Look for the string "pour" and copy every line that has it.

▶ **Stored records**
══════════

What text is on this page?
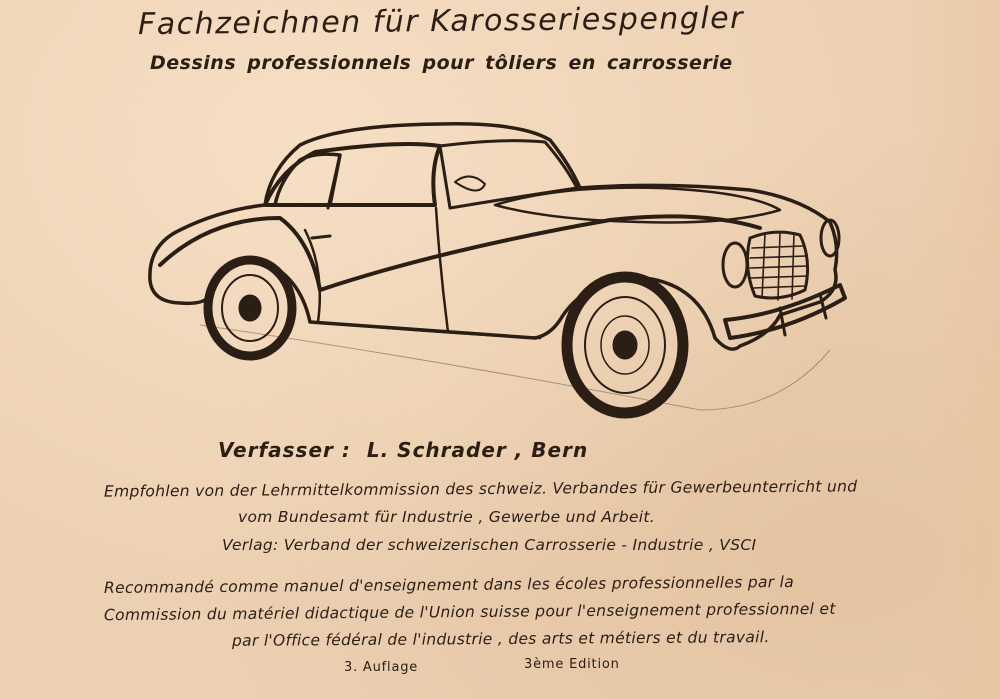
Fachzeichnen für Karosseriespengler
Dessins professionnels pour tôliers en carrosserie
Verfasser : L. Schrader , Bern
Empfohlen von der Lehrmittelkommission des schweiz. Verbandes für Gewerbeunterricht und
vom Bundesamt für Industrie , Gewerbe und Arbeit.
Verlag: Verband der schweizerischen Carrosserie - Industrie , VSCI
Recommandé comme manuel d'enseignement dans les écoles professionnelles par la
Commission du matériel didactique de l'Union suisse pour l'enseignement professionnel et
par l'Office fédéral de l'industrie , des arts et métiers et du travail.
3. Auflage	3ème Edition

══════════

▶ **Full response**
Dessins professionnels pour tôliers en carrosserie
Commission du matériel didactique de l'Union suisse pour l'enseignement professionnel et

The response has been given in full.